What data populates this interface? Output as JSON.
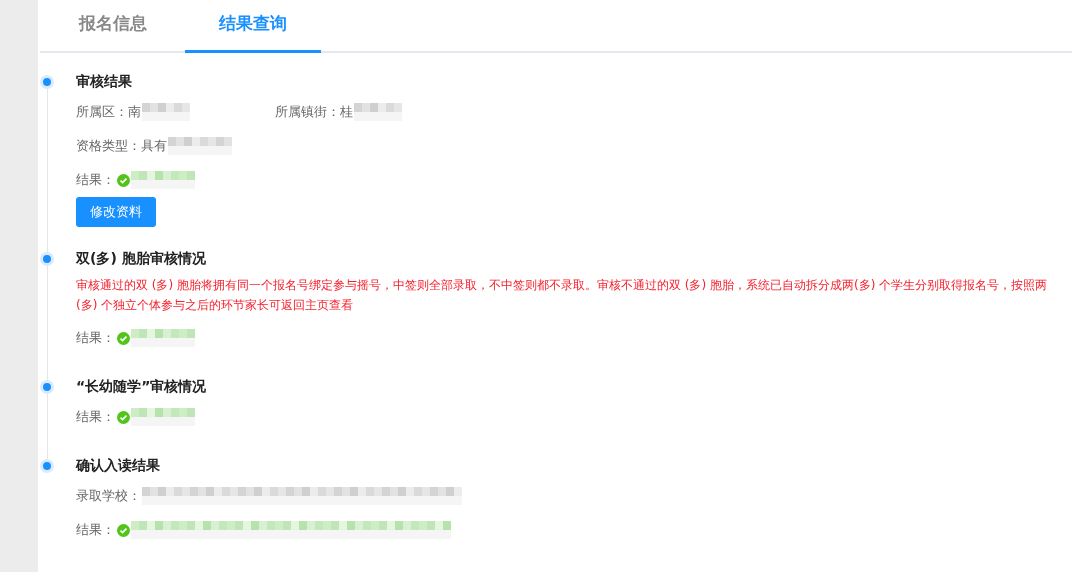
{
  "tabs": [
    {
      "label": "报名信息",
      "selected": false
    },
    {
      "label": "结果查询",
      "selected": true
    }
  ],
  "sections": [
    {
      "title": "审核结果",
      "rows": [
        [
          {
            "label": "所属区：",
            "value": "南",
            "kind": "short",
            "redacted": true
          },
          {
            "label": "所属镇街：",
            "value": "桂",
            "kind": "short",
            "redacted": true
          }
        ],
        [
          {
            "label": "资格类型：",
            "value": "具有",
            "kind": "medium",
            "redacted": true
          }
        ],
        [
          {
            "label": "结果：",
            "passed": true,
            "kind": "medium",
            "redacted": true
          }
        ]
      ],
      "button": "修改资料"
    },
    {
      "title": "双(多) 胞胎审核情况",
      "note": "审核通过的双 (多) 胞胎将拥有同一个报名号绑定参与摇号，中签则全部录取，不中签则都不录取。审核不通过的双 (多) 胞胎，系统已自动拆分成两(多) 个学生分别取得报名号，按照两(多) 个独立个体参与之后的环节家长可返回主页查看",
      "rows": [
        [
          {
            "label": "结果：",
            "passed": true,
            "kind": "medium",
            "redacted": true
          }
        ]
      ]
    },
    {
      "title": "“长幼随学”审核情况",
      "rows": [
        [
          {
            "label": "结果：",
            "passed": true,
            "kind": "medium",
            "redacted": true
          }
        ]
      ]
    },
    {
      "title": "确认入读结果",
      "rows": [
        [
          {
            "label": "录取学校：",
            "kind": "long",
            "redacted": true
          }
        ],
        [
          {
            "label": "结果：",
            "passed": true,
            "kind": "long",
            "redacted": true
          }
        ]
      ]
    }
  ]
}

--

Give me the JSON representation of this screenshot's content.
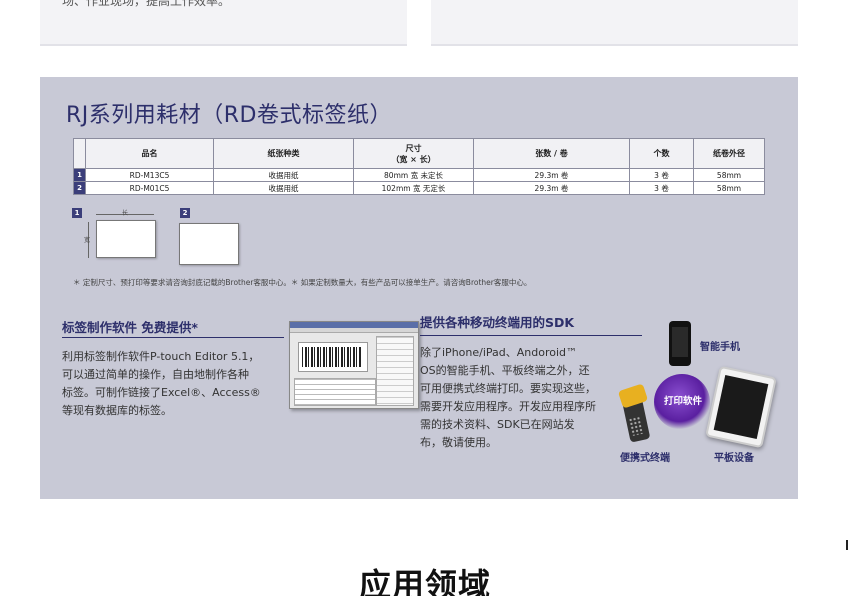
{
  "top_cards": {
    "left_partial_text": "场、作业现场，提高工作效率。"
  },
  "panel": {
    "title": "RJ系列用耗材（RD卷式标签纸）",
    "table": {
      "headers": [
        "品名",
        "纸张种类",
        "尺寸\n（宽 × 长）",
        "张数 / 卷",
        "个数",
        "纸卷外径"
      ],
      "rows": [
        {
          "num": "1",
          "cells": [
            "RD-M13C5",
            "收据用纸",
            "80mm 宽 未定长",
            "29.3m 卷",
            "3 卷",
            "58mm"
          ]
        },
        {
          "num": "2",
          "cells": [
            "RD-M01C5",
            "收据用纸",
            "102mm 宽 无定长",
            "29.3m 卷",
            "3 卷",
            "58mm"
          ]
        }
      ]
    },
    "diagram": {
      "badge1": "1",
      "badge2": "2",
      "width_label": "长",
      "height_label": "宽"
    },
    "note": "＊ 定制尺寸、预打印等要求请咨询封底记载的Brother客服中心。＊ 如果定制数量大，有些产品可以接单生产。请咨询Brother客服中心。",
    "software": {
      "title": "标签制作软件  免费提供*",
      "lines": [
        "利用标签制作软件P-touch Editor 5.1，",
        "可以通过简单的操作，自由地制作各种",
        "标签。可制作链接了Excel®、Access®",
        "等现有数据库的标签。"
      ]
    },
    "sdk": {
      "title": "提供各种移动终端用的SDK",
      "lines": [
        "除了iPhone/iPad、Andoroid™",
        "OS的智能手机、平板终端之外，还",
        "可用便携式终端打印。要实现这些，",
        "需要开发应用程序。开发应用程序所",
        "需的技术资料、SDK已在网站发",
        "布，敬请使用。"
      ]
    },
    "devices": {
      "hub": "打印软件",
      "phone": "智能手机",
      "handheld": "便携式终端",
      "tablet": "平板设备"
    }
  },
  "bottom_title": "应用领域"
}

▶ **WORK TO DO**
Consider the entries above and return each line with the string "this".

▶ **TASK OUTPUT**
What data populates this interface? Output as JSON.
Give me the JSON representation of this screenshot's content.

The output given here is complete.